Repeat the records below exactly, leaving out any pictures.

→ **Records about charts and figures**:
* BEGIN *
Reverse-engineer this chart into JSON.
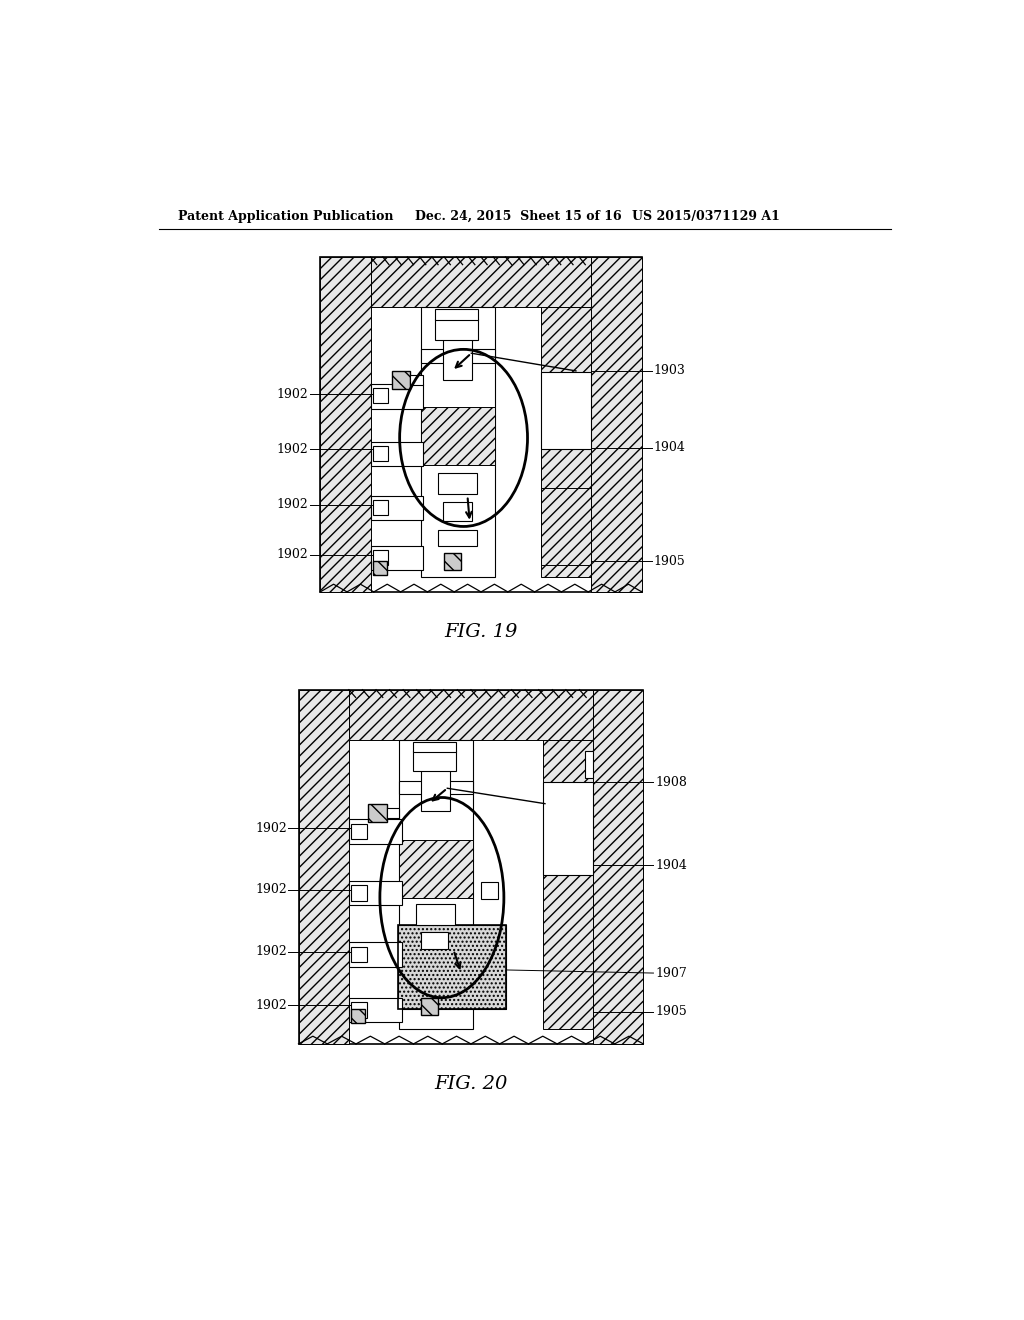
{
  "bg_color": "#ffffff",
  "header_left": "Patent Application Publication",
  "header_mid": "Dec. 24, 2015  Sheet 15 of 16",
  "header_right": "US 2015/0371129 A1",
  "fig19_caption": "FIG. 19",
  "fig20_caption": "FIG. 20"
}
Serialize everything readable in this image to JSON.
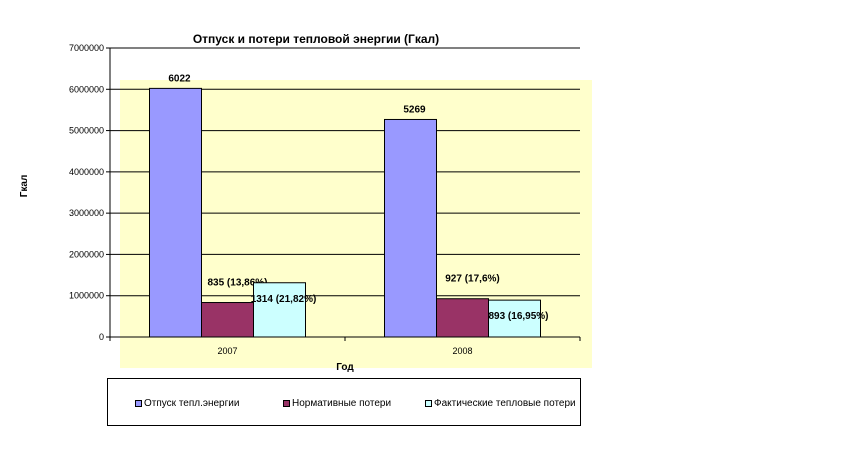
{
  "chart_data": {
    "type": "bar",
    "title": "Отпуск и потери тепловой энергии  (Гкал)",
    "xlabel": "Год",
    "ylabel": "Гкал",
    "categories": [
      "2007",
      "2008"
    ],
    "ylim": [
      0,
      7000000
    ],
    "yticks": [
      "0",
      "1000000",
      "2000000",
      "3000000",
      "4000000",
      "5000000",
      "6000000",
      "7000000"
    ],
    "grid": true,
    "legend_position": "bottom",
    "series": [
      {
        "name": "Отпуск тепл.энергии",
        "color": "#9999ff",
        "values": [
          6022000,
          5269000
        ],
        "labels": [
          "6022",
          "5269"
        ]
      },
      {
        "name": "Нормативные потери",
        "color": "#993366",
        "values": [
          835000,
          927000
        ],
        "labels": [
          "835 (13,86%)",
          "927 (17,6%)"
        ]
      },
      {
        "name": "Фактические тепловые потери",
        "color": "#ccffff",
        "values": [
          1314000,
          893000
        ],
        "labels": [
          "1314 (21,82%)",
          "893 (16,95%)"
        ]
      }
    ],
    "plot_area_color": "#ffffcc"
  }
}
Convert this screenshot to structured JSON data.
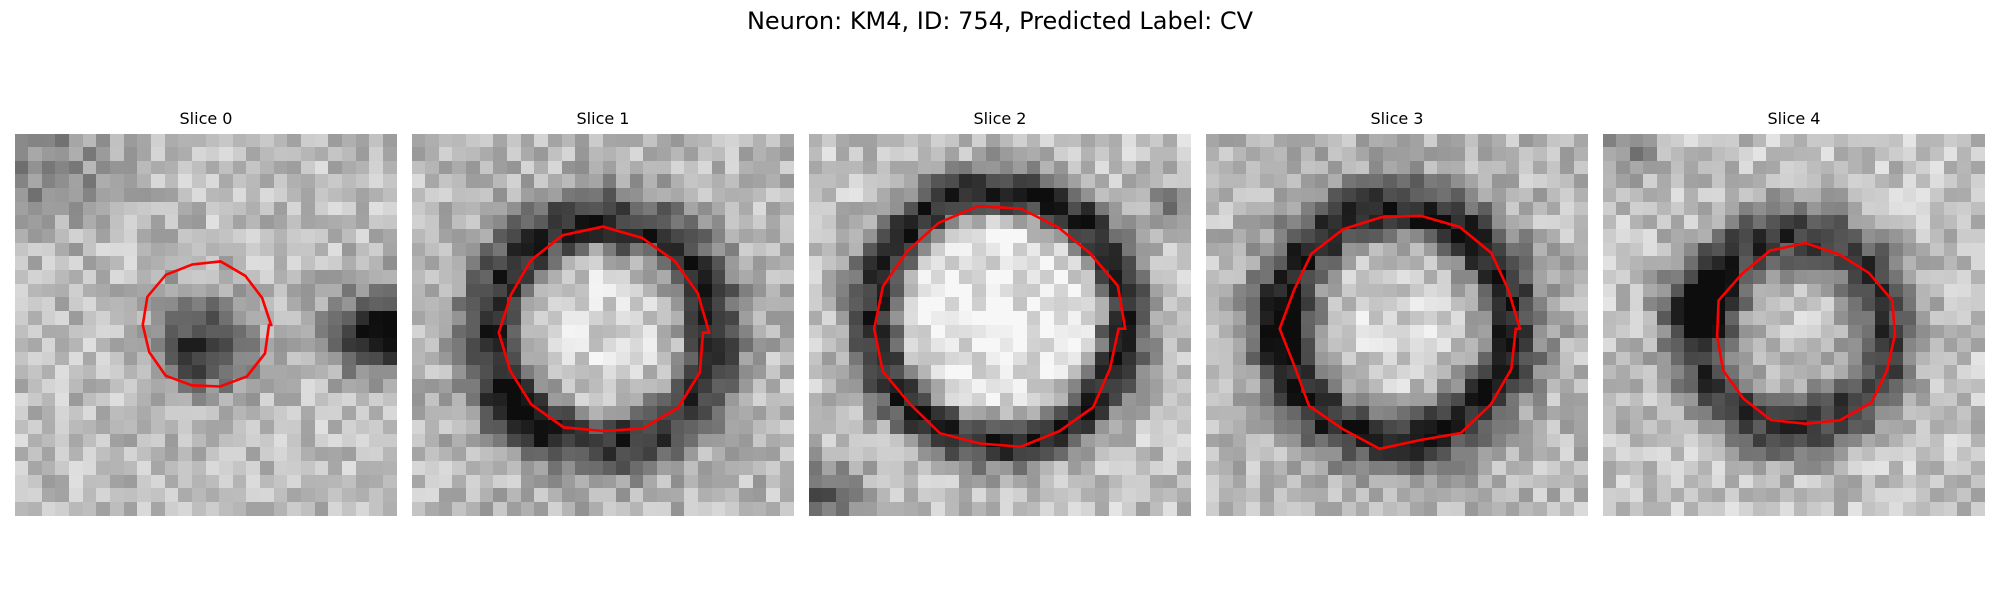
{
  "figure": {
    "title": "Neuron: KM4, ID: 754, Predicted Label: CV"
  },
  "panels": [
    {
      "title": "Slice 0"
    },
    {
      "title": "Slice 1"
    },
    {
      "title": "Slice 2"
    },
    {
      "title": "Slice 3"
    },
    {
      "title": "Slice 4"
    }
  ],
  "style": {
    "contour_color": "#ff0000",
    "colormap": "gray"
  }
}
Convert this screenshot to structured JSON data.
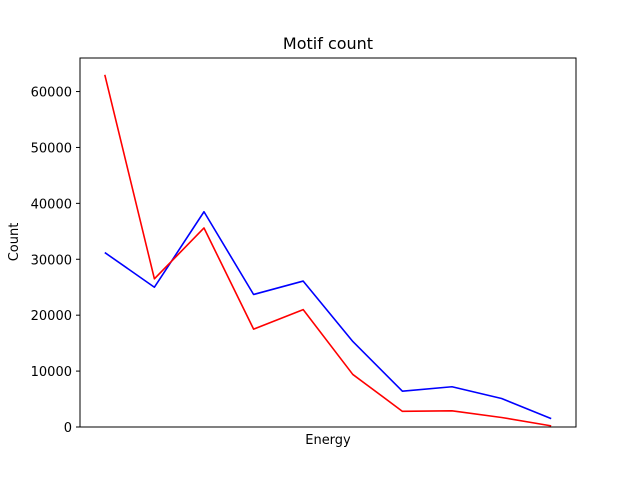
{
  "chart_data": {
    "type": "line",
    "title": "Motif count",
    "xlabel": "Energy",
    "ylabel": "Count",
    "x": [
      1,
      2,
      3,
      4,
      5,
      6,
      7,
      8,
      9,
      10
    ],
    "xticks_visible": false,
    "ylim": [
      0,
      66000
    ],
    "yticks": [
      0,
      10000,
      20000,
      30000,
      40000,
      50000,
      60000
    ],
    "ytick_labels": [
      "0",
      "10000",
      "20000",
      "30000",
      "40000",
      "50000",
      "60000"
    ],
    "grid": false,
    "series": [
      {
        "color": "#0000ff",
        "values": [
          31200,
          25000,
          38500,
          23700,
          26100,
          15300,
          6400,
          7200,
          5100,
          1500
        ]
      },
      {
        "color": "#ff0000",
        "values": [
          63000,
          26500,
          35600,
          17500,
          21000,
          9400,
          2800,
          2900,
          1700,
          200
        ]
      }
    ]
  }
}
* END *
→ **Result of this exercise**:
Reverse-engineer this chart into JSON.
{
  "bg_color": "#ffffff",
  "header_left": "Patent Application Publication",
  "header_mid": "Dec. 24, 2015  Sheet 15 of 16",
  "header_right": "US 2015/0371129 A1",
  "fig19_caption": "FIG. 19",
  "fig20_caption": "FIG. 20"
}
Serialize everything readable in this image to JSON.
{
  "chart_data": {
    "type": "bar",
    "title": "Отпуск и потери тепловой энергии  (Гкал)",
    "xlabel": "Год",
    "ylabel": "Гкал",
    "categories": [
      "2007",
      "2008"
    ],
    "ylim": [
      0,
      7000000
    ],
    "yticks": [
      "0",
      "1000000",
      "2000000",
      "3000000",
      "4000000",
      "5000000",
      "6000000",
      "7000000"
    ],
    "grid": true,
    "legend_position": "bottom",
    "series": [
      {
        "name": "Отпуск тепл.энергии",
        "color": "#9999ff",
        "values": [
          6022000,
          5269000
        ],
        "labels": [
          "6022",
          "5269"
        ]
      },
      {
        "name": "Нормативные потери",
        "color": "#993366",
        "values": [
          835000,
          927000
        ],
        "labels": [
          "835 (13,86%)",
          "927 (17,6%)"
        ]
      },
      {
        "name": "Фактические тепловые потери",
        "color": "#ccffff",
        "values": [
          1314000,
          893000
        ],
        "labels": [
          "1314 (21,82%)",
          "893 (16,95%)"
        ]
      }
    ],
    "plot_area_color": "#ffffcc"
  }
}
Convert this screenshot to structured JSON data.
{
  "figure": {
    "title": "Neuron: KM4, ID: 754, Predicted Label: CV"
  },
  "panels": [
    {
      "title": "Slice 0"
    },
    {
      "title": "Slice 1"
    },
    {
      "title": "Slice 2"
    },
    {
      "title": "Slice 3"
    },
    {
      "title": "Slice 4"
    }
  ],
  "style": {
    "contour_color": "#ff0000",
    "colormap": "gray"
  }
}
Convert this screenshot to structured JSON data.
{
  "chart_data": {
    "type": "line",
    "title": "Motif count",
    "xlabel": "Energy",
    "ylabel": "Count",
    "x": [
      1,
      2,
      3,
      4,
      5,
      6,
      7,
      8,
      9,
      10
    ],
    "xticks_visible": false,
    "ylim": [
      0,
      66000
    ],
    "yticks": [
      0,
      10000,
      20000,
      30000,
      40000,
      50000,
      60000
    ],
    "ytick_labels": [
      "0",
      "10000",
      "20000",
      "30000",
      "40000",
      "50000",
      "60000"
    ],
    "grid": false,
    "series": [
      {
        "color": "#0000ff",
        "values": [
          31200,
          25000,
          38500,
          23700,
          26100,
          15300,
          6400,
          7200,
          5100,
          1500
        ]
      },
      {
        "color": "#ff0000",
        "values": [
          63000,
          26500,
          35600,
          17500,
          21000,
          9400,
          2800,
          2900,
          1700,
          200
        ]
      }
    ]
  }
}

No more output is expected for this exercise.